Work to be completed
Repeat exactly, and only, the lines from the line containing "Convert this screenshot" through the last line of the records below, including both.

Working data
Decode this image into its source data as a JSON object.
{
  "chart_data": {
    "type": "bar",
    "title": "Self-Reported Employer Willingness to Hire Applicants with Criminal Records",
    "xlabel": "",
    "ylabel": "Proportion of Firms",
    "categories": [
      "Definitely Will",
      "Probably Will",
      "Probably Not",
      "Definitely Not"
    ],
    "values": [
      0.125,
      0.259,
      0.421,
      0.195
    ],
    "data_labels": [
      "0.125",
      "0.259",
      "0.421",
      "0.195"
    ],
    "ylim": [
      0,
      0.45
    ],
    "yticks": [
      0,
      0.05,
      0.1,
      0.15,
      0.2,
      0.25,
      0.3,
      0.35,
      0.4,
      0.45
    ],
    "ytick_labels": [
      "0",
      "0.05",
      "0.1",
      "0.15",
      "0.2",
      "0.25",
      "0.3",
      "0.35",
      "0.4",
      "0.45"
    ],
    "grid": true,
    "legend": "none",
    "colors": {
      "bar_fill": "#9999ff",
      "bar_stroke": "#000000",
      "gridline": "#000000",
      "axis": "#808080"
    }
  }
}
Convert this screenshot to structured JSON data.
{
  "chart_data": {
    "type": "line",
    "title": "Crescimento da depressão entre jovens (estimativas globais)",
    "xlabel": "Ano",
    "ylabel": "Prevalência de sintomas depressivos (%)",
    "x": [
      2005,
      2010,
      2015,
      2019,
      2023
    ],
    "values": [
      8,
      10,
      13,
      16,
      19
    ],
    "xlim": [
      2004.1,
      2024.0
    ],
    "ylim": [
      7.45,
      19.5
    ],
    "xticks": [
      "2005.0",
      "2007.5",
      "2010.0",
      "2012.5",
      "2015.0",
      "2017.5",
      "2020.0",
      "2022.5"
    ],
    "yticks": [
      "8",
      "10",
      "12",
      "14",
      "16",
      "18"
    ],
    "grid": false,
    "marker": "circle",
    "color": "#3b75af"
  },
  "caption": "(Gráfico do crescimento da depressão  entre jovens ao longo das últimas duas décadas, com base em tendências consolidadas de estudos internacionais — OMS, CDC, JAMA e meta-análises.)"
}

Worked solution
Convert this screenshot to structured JSON data.
{
  "chart_data": {
    "type": "line",
    "title": "Crescimento da depressão entre jovens (estimativas globais)",
    "xlabel": "Ano",
    "ylabel": "Prevalência de sintomas depressivos (%)",
    "x": [
      2005,
      2010,
      2015,
      2019,
      2023
    ],
    "values": [
      8,
      10,
      13,
      16,
      19
    ],
    "xlim": [
      2004.1,
      2024.0
    ],
    "ylim": [
      7.45,
      19.5
    ],
    "xticks": [
      "2005.0",
      "2007.5",
      "2010.0",
      "2012.5",
      "2015.0",
      "2017.5",
      "2020.0",
      "2022.5"
    ],
    "yticks": [
      "8",
      "10",
      "12",
      "14",
      "16",
      "18"
    ],
    "grid": false,
    "marker": "circle",
    "color": "#3b75af"
  },
  "caption": "(Gráfico do crescimento da depressão  entre jovens ao longo das últimas duas décadas, com base em tendências consolidadas de estudos internacionais — OMS, CDC, JAMA e meta-análises.)"
}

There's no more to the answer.